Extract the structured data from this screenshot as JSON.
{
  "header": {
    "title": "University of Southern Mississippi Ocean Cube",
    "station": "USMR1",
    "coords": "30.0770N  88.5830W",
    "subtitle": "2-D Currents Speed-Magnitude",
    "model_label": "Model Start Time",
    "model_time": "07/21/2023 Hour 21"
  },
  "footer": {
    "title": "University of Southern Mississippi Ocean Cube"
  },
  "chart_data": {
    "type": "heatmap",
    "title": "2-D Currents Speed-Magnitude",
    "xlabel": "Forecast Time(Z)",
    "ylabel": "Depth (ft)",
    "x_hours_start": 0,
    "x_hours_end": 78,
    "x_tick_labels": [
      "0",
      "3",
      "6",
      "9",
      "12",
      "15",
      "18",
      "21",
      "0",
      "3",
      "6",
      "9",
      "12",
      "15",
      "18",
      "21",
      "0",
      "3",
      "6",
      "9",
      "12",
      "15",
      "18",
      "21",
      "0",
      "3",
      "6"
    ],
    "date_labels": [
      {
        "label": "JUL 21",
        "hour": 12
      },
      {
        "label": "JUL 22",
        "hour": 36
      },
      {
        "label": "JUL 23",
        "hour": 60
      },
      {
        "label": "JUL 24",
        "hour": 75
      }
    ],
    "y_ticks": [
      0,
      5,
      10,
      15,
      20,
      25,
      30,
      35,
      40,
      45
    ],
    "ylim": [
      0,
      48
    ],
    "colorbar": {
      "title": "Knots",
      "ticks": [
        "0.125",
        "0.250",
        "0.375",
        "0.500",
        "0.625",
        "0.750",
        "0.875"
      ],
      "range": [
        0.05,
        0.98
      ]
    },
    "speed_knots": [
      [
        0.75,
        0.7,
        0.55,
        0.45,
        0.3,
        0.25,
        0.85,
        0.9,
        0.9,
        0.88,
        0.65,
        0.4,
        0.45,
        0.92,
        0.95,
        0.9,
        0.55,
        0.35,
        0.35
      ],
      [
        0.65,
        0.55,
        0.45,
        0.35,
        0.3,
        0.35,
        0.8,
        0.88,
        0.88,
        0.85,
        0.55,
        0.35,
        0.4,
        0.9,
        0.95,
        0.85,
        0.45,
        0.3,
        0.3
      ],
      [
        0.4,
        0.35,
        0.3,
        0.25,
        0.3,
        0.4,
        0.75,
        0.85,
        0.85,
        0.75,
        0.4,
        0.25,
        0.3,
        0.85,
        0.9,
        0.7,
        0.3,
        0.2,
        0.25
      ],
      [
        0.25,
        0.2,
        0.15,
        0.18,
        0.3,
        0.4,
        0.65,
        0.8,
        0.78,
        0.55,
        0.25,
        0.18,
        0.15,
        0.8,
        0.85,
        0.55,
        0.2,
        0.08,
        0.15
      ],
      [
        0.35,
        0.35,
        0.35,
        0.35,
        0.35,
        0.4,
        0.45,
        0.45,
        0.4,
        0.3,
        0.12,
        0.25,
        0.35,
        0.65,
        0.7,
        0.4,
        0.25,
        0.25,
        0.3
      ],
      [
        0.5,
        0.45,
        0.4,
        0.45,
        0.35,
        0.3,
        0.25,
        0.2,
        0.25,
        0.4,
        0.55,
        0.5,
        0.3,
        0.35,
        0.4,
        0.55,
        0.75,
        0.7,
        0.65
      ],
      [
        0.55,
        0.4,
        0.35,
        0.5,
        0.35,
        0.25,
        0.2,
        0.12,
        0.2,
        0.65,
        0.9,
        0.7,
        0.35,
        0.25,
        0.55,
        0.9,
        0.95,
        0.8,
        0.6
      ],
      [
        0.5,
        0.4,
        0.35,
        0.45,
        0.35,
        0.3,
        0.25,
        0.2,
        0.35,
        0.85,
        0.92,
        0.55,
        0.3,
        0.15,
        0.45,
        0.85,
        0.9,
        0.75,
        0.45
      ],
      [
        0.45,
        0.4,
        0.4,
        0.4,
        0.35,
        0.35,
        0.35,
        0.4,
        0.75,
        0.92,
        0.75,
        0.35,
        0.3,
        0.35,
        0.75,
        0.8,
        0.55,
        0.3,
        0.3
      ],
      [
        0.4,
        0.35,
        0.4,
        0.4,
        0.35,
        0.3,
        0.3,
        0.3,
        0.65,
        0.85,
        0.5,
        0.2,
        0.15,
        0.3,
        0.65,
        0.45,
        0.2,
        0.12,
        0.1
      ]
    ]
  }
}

__What to work on__: Say how many lines in the entries contain the string "Cube", and leave out everything else.

__Output of the task__: 2